Dataset rows
____
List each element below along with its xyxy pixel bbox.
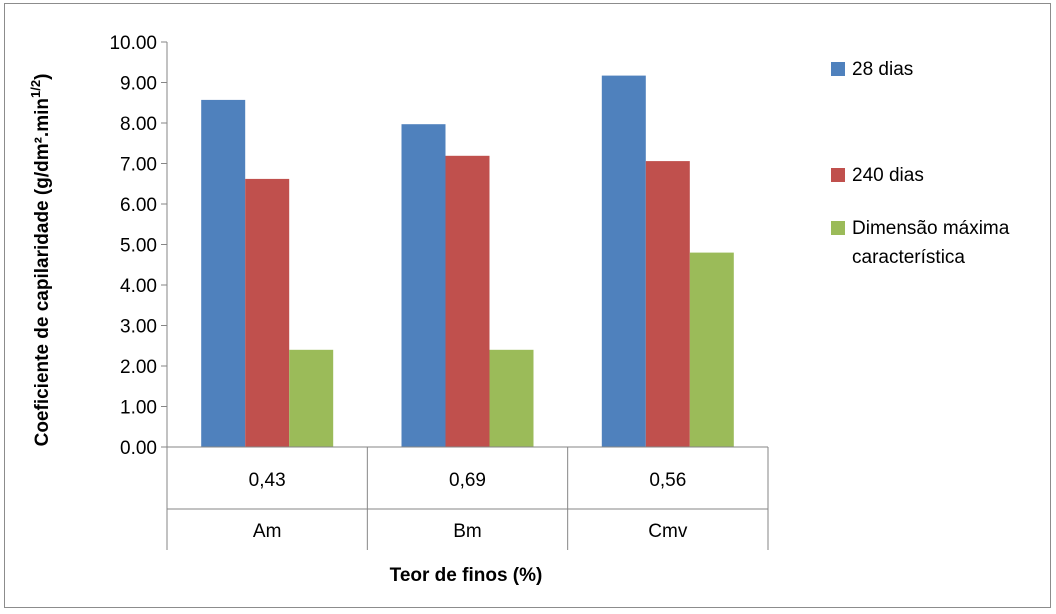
bar-series-3-bm (489, 349, 534, 447)
bar-series-1-cmv (601, 75, 646, 447)
x-tick-label-group: Bm (453, 521, 482, 542)
x-tick-label-value: 0,56 (649, 470, 686, 491)
legend-swatch-1 (831, 62, 845, 76)
y-tick-label: 3.00 (120, 317, 157, 338)
y-axis-title-superscript: 1/2 (28, 80, 43, 98)
x-tick-label-group: Am (253, 521, 282, 542)
y-axis-title: Coeficiente de capilaridade (g/dm².min1/… (28, 74, 53, 447)
y-axis: 0.00 1.00 2.00 3.00 4.00 5.00 6.00 7.00 8.00 9.00… (109, 33, 168, 459)
legend-label-2: 240 dias (852, 165, 924, 186)
bar-series-2-am (245, 178, 290, 447)
legend-label-3: Dimensão máxima (852, 218, 1010, 239)
bar-series-1-bm (401, 124, 446, 447)
y-tick-label: 9.00 (120, 74, 157, 95)
bar-series-3-cmv (689, 252, 734, 447)
y-tick-label: 0.00 (120, 438, 157, 459)
legend-swatch-3 (831, 221, 845, 235)
y-axis-title-main: Coeficiente de capilaridade (g/dm².min (32, 98, 53, 446)
legend-label-1: 28 dias (852, 59, 913, 80)
y-tick-label: 5.00 (120, 236, 157, 257)
y-tick-label: 6.00 (120, 195, 157, 216)
x-tick-label-value: 0,69 (449, 470, 486, 491)
x-tick-label-value: 0,43 (249, 470, 286, 491)
x-axis: 0,43 Am 0,69 Bm 0,56 Cmv (166, 446, 769, 550)
bars-layer (201, 75, 734, 448)
y-tick-label: 7.00 (120, 155, 157, 176)
bar-series-2-bm (445, 155, 490, 448)
x-tick-label-group: Cmv (648, 521, 688, 542)
legend: 28 dias 240 dias Dimensão máxima caracterís… (831, 59, 1010, 268)
y-tick-label: 2.00 (120, 357, 157, 378)
bar-series-1-am (201, 99, 246, 448)
y-tick-label: 1.00 (120, 398, 157, 419)
chart-frame (4, 3, 1051, 608)
legend-label-3: característica (852, 247, 965, 268)
legend-swatch-2 (831, 168, 845, 182)
bar-series-3-am (289, 349, 334, 447)
y-tick-label: 4.00 (120, 276, 157, 297)
y-axis-title-close: ) (32, 74, 53, 80)
bar-series-2-cmv (645, 161, 690, 447)
y-tick-label: 10.00 (109, 33, 157, 54)
y-tick-label: 8.00 (120, 114, 157, 135)
x-axis-title: Teor de finos (%) (390, 565, 543, 586)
____
| Challenge |
Select every line of the records above that contains the string "Dimensão", treating uppercase and lowercase letters as different.

| Task answer |
legend-label-3: Dimensão máxima (852, 218, 1010, 239)
legend: 28 dias 240 dias Dimensão máxima caracterís… (831, 59, 1010, 268)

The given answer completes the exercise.